## WHAT IS ASKED
Copy out all of the data exactly as it appears.

_ _ _ _

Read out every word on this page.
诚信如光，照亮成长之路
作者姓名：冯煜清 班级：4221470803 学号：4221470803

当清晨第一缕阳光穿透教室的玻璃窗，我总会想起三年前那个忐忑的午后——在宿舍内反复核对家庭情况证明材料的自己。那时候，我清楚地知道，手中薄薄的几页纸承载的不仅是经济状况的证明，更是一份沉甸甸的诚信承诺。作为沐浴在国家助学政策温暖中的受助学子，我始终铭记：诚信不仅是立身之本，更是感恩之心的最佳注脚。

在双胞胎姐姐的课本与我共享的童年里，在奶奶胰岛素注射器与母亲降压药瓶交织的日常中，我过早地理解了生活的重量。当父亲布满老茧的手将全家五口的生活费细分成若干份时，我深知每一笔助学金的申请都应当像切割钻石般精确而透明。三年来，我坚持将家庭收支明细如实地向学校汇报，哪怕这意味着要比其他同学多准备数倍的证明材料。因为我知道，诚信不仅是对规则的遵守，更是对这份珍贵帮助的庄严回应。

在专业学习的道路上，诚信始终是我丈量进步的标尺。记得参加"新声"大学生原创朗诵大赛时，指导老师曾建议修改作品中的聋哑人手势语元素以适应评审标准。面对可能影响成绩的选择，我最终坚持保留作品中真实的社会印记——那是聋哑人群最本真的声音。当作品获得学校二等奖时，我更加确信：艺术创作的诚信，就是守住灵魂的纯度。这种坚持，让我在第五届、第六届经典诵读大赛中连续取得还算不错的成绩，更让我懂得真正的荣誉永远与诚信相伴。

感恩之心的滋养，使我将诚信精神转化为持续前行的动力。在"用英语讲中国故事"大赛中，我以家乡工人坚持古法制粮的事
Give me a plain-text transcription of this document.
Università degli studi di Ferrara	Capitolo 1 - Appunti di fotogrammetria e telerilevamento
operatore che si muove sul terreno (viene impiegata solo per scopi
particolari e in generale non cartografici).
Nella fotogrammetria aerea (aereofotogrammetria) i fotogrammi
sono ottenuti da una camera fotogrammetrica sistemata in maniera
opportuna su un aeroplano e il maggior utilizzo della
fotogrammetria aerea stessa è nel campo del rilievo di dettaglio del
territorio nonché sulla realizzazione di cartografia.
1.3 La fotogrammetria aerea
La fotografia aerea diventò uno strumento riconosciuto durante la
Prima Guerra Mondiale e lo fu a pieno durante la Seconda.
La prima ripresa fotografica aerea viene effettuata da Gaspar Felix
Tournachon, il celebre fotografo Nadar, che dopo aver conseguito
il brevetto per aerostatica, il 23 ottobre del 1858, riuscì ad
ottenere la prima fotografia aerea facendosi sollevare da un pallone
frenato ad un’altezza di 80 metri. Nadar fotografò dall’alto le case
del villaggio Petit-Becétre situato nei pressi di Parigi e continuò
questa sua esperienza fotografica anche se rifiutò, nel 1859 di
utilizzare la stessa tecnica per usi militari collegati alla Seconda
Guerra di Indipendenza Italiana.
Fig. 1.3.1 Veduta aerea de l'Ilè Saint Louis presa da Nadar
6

_ _ _ _

## OUTPUT FOR THIS EXERCISE
Read out every word on this page.
诚信如光，照亮成长之路
作者姓名：冯煜清 班级：4221470803 学号：4221470803

当清晨第一缕阳光穿透教室的玻璃窗，我总会想起三年前那个忐忑的午后——在宿舍内反复核对家庭情况证明材料的自己。那时候，我清楚地知道，手中薄薄的几页纸承载的不仅是经济状况的证明，更是一份沉甸甸的诚信承诺。作为沐浴在国家助学政策温暖中的受助学子，我始终铭记：诚信不仅是立身之本，更是感恩之心的最佳注脚。

在双胞胎姐姐的课本与我共享的童年里，在奶奶胰岛素注射器与母亲降压药瓶交织的日常中，我过早地理解了生活的重量。当父亲布满老茧的手将全家五口的生活费细分成若干份时，我深知每一笔助学金的申请都应当像切割钻石般精确而透明。三年来，我坚持将家庭收支明细如实地向学校汇报，哪怕这意味着要比其他同学多准备数倍的证明材料。因为我知道，诚信不仅是对规则的遵守，更是对这份珍贵帮助的庄严回应。

在专业学习的道路上，诚信始终是我丈量进步的标尺。记得参加"新声"大学生原创朗诵大赛时，指导老师曾建议修改作品中的聋哑人手势语元素以适应评审标准。面对可能影响成绩的选择，我最终坚持保留作品中真实的社会印记——那是聋哑人群最本真的声音。当作品获得学校二等奖时，我更加确信：艺术创作的诚信，就是守住灵魂的纯度。这种坚持，让我在第五届、第六届经典诵读大赛中连续取得还算不错的成绩，更让我懂得真正的荣誉永远与诚信相伴。

感恩之心的滋养，使我将诚信精神转化为持续前行的动力。在"用英语讲中国故事"大赛中，我以家乡工人坚持古法制粮的事
Give me a plain-text transcription of this document.
Università degli studi di Ferrara	Capitolo 1 - Appunti di fotogrammetria e telerilevamento
operatore che si muove sul terreno (viene impiegata solo per scopi
particolari e in generale non cartografici).
Nella fotogrammetria aerea (aereofotogrammetria) i fotogrammi
sono ottenuti da una camera fotogrammetrica sistemata in maniera
opportuna su un aeroplano e il maggior utilizzo della
fotogrammetria aerea stessa è nel campo del rilievo di dettaglio del
territorio nonché sulla realizzazione di cartografia.
1.3 La fotogrammetria aerea
La fotografia aerea diventò uno strumento riconosciuto durante la
Prima Guerra Mondiale e lo fu a pieno durante la Seconda.
La prima ripresa fotografica aerea viene effettuata da Gaspar Felix
Tournachon, il celebre fotografo Nadar, che dopo aver conseguito
il brevetto per aerostatica, il 23 ottobre del 1858, riuscì ad
ottenere la prima fotografia aerea facendosi sollevare da un pallone
frenato ad un’altezza di 80 metri. Nadar fotografò dall’alto le case
del villaggio Petit-Becétre situato nei pressi di Parigi e continuò
questa sua esperienza fotografica anche se rifiutò, nel 1859 di
utilizzare la stessa tecnica per usi militari collegati alla Seconda
Guerra di Indipendenza Italiana.
Fig. 1.3.1 Veduta aerea de l'Ilè Saint Louis presa da Nadar
6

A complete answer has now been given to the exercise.